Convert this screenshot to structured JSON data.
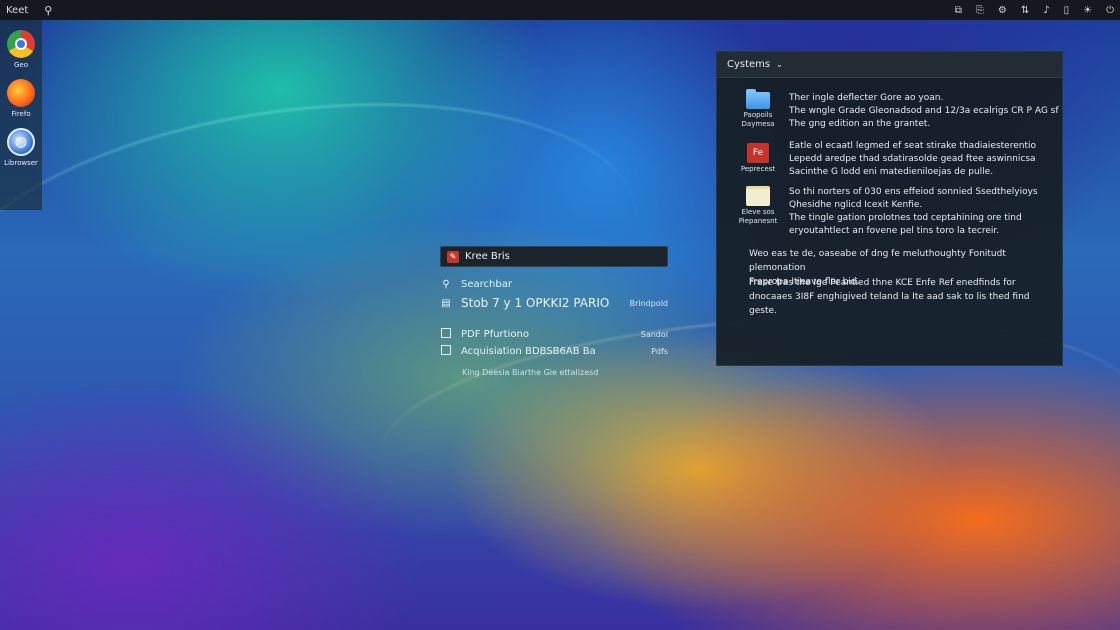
{
  "top_panel": {
    "menu_label": "Keet",
    "tray_icons": [
      "screenshot-icon",
      "clipboard-icon",
      "settings-icon",
      "network-icon",
      "volume-icon",
      "battery-icon",
      "brightness-icon",
      "power-icon"
    ]
  },
  "dock": {
    "items": [
      {
        "label": "Geo",
        "icon": "chrome-icon"
      },
      {
        "label": "Firefo",
        "icon": "firefox-icon"
      },
      {
        "label": "Librowser",
        "icon": "globe-icon"
      }
    ]
  },
  "launcher": {
    "title": "Kree Bris",
    "rows": [
      {
        "text": "Searchbar",
        "right": ""
      },
      {
        "text": "Stob 7 y 1 OPKKI2 PARIO",
        "right": "Brindpold"
      },
      {
        "text": "PDF Pfurtiono",
        "right": "Sandol"
      },
      {
        "text": "Acquisiation BDBSB6AB Ba",
        "right": "Pdfs"
      }
    ],
    "footer": "King Deesia Biarthe Gie ettalizesd"
  },
  "panel": {
    "title": "Cystems",
    "entries": [
      {
        "icon": "folder-icon",
        "icon_label": "Paopoils Daymesa",
        "lines": [
          "Ther ingle deflecter Gore ao yoan.",
          "The wngle Grade Gleonadsod and 12/3a ecalrigs CR P AG sf",
          "The gng edition an the grantet."
        ]
      },
      {
        "icon": "pdf-icon",
        "icon_label": "Peprecest",
        "icon_text": "Fe",
        "lines": [
          "Eatle ol ecaatl legmed ef seat stirake thadiaiesterentio",
          "Lepedd aredpe thad sdatirasolde gead ftee aswinnicsa",
          "Sacinthe G lodd eni matedieniloejas de pulle."
        ]
      },
      {
        "icon": "note-icon",
        "icon_label": "Eleve sos Piepanesnt",
        "lines": [
          "So thi norters of 030 ens effeiod sonnied Ssedthelyioys",
          "Qhesidhe nglicd Icexit Kenfie.",
          "The tingle gation prolotnes tod ceptahining ore tind",
          "eryoutahtlect an fovene pel tins toro la tecreir."
        ]
      }
    ],
    "paragraphs": [
      [
        "Weo eas te de, oaseabe of dng fe meluthoughty Fonitudt plemonation",
        "Frepropa Itieave flor bid."
      ],
      [
        "Frase fras the Ige Peantied thne KCE Enfe Ref enedfinds for",
        "dnocaaes 3I8F enghigived teland la Ite aad sak to lis thed find",
        "geste."
      ]
    ]
  }
}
━━━━━━━━━━
Give a single number: the count of lines above that include the word "screenshot".

Result for this exercise » 2